__EXERCISE GOAL__: Output the material exactly, but drop every image it holds.

__MATERIAL SHOWN__:

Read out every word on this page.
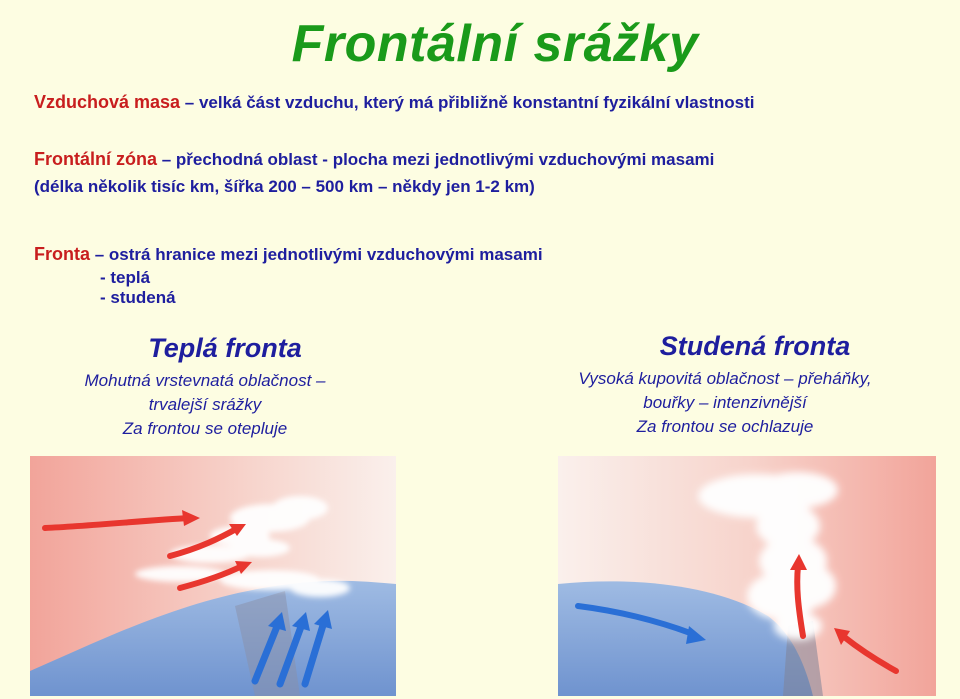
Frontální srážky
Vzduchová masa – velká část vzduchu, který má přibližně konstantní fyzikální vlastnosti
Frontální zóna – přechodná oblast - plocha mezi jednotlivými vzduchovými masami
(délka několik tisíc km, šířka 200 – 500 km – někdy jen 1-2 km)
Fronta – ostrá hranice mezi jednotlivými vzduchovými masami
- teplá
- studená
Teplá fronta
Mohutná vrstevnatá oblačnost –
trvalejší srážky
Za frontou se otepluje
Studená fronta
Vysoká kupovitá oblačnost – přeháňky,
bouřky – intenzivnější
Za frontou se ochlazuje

__TASK ANSWER__:
Read out every word on this page.
Frontální srážky
Vzduchová masa – velká část vzduchu, který má přibližně konstantní fyzikální vlastnosti
Frontální zóna – přechodná oblast - plocha mezi jednotlivými vzduchovými masami
(délka několik tisíc km, šířka 200 – 500 km – někdy jen 1-2 km)
Fronta – ostrá hranice mezi jednotlivými vzduchovými masami
- teplá
- studená
Teplá fronta
Mohutná vrstevnatá oblačnost –
trvalejší srážky
Za frontou se otepluje
Studená fronta
Vysoká kupovitá oblačnost – přeháňky,
bouřky – intenzivnější
Za frontou se ochlazuje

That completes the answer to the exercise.